What the task asks: Find every line with the word "text". Copy those lines.

The records:
******************************

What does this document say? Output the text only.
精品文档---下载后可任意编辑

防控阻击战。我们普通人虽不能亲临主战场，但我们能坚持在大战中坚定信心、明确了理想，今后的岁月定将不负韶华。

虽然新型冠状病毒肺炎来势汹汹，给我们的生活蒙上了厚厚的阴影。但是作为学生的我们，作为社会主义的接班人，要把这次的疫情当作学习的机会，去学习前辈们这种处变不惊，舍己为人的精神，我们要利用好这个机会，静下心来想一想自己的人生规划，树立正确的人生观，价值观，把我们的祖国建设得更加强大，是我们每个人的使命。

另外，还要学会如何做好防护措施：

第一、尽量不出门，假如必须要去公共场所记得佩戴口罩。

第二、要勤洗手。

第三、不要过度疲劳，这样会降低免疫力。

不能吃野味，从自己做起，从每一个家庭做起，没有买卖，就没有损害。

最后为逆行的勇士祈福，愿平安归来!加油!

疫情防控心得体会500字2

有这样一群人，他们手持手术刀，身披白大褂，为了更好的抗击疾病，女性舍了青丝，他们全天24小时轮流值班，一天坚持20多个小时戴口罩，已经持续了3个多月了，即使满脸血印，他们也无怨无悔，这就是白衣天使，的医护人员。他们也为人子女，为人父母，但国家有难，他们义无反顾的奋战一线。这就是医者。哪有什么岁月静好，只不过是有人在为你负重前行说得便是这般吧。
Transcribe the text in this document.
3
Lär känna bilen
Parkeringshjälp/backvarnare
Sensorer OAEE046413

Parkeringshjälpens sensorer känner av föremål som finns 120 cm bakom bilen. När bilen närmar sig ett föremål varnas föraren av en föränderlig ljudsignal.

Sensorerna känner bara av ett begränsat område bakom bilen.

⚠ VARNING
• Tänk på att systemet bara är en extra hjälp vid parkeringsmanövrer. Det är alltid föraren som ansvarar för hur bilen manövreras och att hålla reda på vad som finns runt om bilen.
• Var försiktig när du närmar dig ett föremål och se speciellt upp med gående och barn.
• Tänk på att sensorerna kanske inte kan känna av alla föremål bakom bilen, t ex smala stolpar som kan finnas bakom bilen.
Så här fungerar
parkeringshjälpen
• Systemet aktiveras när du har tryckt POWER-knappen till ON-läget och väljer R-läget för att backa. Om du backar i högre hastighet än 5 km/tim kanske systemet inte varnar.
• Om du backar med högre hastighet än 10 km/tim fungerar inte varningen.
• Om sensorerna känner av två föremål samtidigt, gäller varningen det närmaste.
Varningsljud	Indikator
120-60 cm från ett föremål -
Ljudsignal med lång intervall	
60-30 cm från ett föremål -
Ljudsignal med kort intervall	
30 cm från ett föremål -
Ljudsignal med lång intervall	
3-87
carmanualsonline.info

******************************

Final result:
What does this document say? Output the text only.
Transcribe the text in this document.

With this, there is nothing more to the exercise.